--- Start of Input for this task ---

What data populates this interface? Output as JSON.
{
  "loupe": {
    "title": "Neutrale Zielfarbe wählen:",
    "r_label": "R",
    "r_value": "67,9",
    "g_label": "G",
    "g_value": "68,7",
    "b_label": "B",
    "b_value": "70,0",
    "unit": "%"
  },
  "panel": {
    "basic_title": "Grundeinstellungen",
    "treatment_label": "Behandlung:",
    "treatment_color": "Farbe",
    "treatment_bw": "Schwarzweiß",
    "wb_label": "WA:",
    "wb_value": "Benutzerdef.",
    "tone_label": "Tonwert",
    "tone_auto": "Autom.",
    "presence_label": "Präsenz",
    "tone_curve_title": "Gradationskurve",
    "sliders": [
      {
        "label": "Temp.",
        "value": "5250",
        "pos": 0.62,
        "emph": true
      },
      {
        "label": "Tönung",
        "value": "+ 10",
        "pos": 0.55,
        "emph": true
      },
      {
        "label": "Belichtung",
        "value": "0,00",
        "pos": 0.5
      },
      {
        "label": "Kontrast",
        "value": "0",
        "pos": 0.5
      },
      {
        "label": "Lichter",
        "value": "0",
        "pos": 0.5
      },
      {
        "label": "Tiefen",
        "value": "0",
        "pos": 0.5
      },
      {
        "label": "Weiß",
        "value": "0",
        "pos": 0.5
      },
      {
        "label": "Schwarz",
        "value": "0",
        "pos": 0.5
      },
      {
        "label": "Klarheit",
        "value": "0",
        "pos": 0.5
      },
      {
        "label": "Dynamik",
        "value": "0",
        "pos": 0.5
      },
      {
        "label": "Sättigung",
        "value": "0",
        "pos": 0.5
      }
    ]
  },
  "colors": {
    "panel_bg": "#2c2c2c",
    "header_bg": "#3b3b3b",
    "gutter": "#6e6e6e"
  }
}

--- End of Input for this task ---

▸ **Stated goal**:
Copy out each record exactly as given, omitting none.

▸ **Answer in full**:
What data populates this interface? Output as JSON.
{
  "loupe": {
    "title": "Neutrale Zielfarbe wählen:",
    "r_label": "R",
    "r_value": "67,9",
    "g_label": "G",
    "g_value": "68,7",
    "b_label": "B",
    "b_value": "70,0",
    "unit": "%"
  },
  "panel": {
    "basic_title": "Grundeinstellungen",
    "treatment_label": "Behandlung:",
    "treatment_color": "Farbe",
    "treatment_bw": "Schwarzweiß",
    "wb_label": "WA:",
    "wb_value": "Benutzerdef.",
    "tone_label": "Tonwert",
    "tone_auto": "Autom.",
    "presence_label": "Präsenz",
    "tone_curve_title": "Gradationskurve",
    "sliders": [
      {
        "label": "Temp.",
        "value": "5250",
        "pos": 0.62,
        "emph": true
      },
      {
        "label": "Tönung",
        "value": "+ 10",
        "pos": 0.55,
        "emph": true
      },
      {
        "label": "Belichtung",
        "value": "0,00",
        "pos": 0.5
      },
      {
        "label": "Kontrast",
        "value": "0",
        "pos": 0.5
      },
      {
        "label": "Lichter",
        "value": "0",
        "pos": 0.5
      },
      {
        "label": "Tiefen",
        "value": "0",
        "pos": 0.5
      },
      {
        "label": "Weiß",
        "value": "0",
        "pos": 0.5
      },
      {
        "label": "Schwarz",
        "value": "0",
        "pos": 0.5
      },
      {
        "label": "Klarheit",
        "value": "0",
        "pos": 0.5
      },
      {
        "label": "Dynamik",
        "value": "0",
        "pos": 0.5
      },
      {
        "label": "Sättigung",
        "value": "0",
        "pos": 0.5
      }
    ]
  },
  "colors": {
    "panel_bg": "#2c2c2c",
    "header_bg": "#3b3b3b",
    "gutter": "#6e6e6e"
  }
}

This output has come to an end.